TEXT PROVIDED:
----
DOGMATIC AND SCHOLASTIC - THE VARIOUS QUESTIONS CONNECTED WITH IT CONSIDERED AND PROVED.
CHAPTER IV. part 2. IT IS PROVED FROM THE SCRIPTURE— FROM THE OLD TESTAMENT.
It does not follow, from the words of Machabees, "For if he had not hoped that that were slain should rise again, it would have seemed superfluous and vain to pray for the dead," that the soul dies with the body and is raised with it to life again. The mind of the sacred writer is to prove, from the "resurrection of the body the immortality of the soul, which he says can be assisted by our prayers, if it is not free from every stain of sin. It was the custom . among the Jews to connect the dogma of the resurrection with the immortality of the soul. To admit one was to admit the other; and, on the other hand,, to deny one was to deny the other. , This was not unreasonable; for, as the soul is a part of man, it is only natural to conclude that the providence of God, Who disposes all things in the utmost order, would not oblige the soul to live for ever without the body, the partner of its labours. Hence, to prove the resurrection of the dead to the Sadducees, who denied it, our Lord uses these words of Exodus 3:6 " I am the God of Abraham, and the God of Isaac, and the God of Jacob," to which He adds from Himself: " He is not the God of the dead, but of the living.'' (Matt, xxii., 32.) because the soul lives after the death of the body, (for He is the God of the living), He argues the resurrection. He supposes one dogma to follow the other, as did the Jews. The connection in this text is this: because He is the God of Abraham, Isaac, and Jacob, whose souls are not dead but living, the body shall rise again. In a similar sense St. Paul speaks when he says : " What doth it profit me if the dead rise not again ? Let us eat and drink, for to morrow we shall die."( I Cor. xv. 32.) The apostle tells us we may live like the impious, who have no faith in the resurrection, and clearly pre-supposes the soul to be mortal, unless the body rise again. For, if he presupposed the soul to be immortal without the resurrection, it would be for its eternal profit to lead a good life and to practice mortification. Hence Christ and His apostles speak on the hypothesis, as in use among the Jews, that the soul is mortal, unless the dead rise again ; and it is on the same hypothesis the historian of the Machabees writes, when he describes it to be superfluous and vain to pray for the dead without hope in their resurrection.
----
RECORD EXTRACTS:
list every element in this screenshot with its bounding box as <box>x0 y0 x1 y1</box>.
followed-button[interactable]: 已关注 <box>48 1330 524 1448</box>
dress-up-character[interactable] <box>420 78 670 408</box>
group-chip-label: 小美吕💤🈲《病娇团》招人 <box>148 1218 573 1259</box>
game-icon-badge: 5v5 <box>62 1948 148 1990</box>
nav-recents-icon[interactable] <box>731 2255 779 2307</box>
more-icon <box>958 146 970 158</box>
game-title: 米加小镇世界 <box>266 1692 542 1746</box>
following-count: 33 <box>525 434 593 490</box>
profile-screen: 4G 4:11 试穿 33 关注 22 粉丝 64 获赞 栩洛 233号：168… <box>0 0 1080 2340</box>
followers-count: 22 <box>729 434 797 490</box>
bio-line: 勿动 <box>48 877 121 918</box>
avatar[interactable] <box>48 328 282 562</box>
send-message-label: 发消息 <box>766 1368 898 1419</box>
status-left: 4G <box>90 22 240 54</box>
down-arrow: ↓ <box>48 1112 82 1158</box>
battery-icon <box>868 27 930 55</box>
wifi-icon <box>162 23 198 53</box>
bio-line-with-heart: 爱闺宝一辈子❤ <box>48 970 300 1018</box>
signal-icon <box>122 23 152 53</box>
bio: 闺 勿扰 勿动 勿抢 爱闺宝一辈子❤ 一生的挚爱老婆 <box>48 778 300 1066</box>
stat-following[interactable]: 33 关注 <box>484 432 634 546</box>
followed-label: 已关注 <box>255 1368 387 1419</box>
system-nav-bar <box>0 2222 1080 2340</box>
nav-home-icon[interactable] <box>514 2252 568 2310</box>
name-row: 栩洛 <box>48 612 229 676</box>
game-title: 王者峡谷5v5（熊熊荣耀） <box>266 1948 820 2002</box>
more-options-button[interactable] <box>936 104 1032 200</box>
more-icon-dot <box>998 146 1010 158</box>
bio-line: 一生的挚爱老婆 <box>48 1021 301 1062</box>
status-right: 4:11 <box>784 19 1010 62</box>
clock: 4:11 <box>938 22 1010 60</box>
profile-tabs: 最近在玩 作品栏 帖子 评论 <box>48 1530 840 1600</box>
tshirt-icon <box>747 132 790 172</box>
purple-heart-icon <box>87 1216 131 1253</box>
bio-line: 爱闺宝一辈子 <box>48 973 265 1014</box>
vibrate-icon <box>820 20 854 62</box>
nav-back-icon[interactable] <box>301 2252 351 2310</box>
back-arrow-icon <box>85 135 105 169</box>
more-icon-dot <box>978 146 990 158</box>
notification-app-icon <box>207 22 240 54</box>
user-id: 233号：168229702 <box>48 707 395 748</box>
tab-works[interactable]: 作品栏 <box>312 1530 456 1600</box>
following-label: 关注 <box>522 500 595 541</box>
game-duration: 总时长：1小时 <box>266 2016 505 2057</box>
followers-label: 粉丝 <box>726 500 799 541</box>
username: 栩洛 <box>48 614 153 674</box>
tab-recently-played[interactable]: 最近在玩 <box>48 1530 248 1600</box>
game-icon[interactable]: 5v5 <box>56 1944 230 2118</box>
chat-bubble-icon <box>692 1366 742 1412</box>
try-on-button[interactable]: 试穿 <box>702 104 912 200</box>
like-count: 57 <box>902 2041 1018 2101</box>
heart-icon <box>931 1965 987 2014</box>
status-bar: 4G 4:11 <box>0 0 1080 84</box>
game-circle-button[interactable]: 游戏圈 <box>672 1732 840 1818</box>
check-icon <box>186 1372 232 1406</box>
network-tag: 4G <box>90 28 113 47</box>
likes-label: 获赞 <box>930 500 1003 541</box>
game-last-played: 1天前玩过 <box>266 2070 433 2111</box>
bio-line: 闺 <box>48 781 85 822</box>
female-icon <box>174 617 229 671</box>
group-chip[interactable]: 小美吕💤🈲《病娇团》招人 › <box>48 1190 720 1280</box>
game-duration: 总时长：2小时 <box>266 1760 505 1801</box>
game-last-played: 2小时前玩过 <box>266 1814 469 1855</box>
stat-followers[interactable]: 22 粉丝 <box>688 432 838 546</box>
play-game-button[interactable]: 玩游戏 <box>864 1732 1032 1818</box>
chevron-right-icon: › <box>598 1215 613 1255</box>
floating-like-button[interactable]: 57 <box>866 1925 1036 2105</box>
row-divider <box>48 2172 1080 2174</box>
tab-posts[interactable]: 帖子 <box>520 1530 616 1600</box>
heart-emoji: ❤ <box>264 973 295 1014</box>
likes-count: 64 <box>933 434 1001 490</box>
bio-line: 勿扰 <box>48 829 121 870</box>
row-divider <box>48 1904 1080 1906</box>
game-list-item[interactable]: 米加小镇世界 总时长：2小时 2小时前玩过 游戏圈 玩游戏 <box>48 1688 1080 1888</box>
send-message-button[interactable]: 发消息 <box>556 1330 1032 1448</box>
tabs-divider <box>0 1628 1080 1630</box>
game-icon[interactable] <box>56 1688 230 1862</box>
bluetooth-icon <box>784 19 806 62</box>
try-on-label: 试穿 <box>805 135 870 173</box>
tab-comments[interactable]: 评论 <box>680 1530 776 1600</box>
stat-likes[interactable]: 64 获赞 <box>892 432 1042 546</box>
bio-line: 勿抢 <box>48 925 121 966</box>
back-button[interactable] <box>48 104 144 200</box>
----
THE PROBLEM:
Can you pick up the passage on praying for the dead and the resurrection from where it stops and continue it? The material has no role here.

TASK ANSWER:
It will be of no advantage to those who dissent from the doctrine of Purgatory to say that the whole text, if canonical, would show that our prayers are also of advantage to those who die in mortal sin, as they for whom Judas wished to offer sacrifice died in this deplorable state. This conclusion is come to, because, " under the coats of the slain," were found "the donaries of the idols," which the Jews were forbidden to covet or appropriate. (Deut. vii. 25) In a word, it may be objected to us that the text proves too much, and consequently, according to the philosophical adage, that it proves nothing. The least reflection will show us how futile is this objection. What proof have we that those soldiers died in mortal sin ? They may have been in bona fide ignorance of the law prohibiting them from taking or appropriating such donaries. Or, if they were aware of it, they may have repented for their crime, when the vengeance of God overtook them and before they breathed their last. Moreover, it may be, that they took these things through mere avarice, which may be only a venial sin. It was the part of a charitable and pious man, such as Judas Macchabaeus, to presume that one or other of these excuses was in their favour and exempted them from eternal damnation.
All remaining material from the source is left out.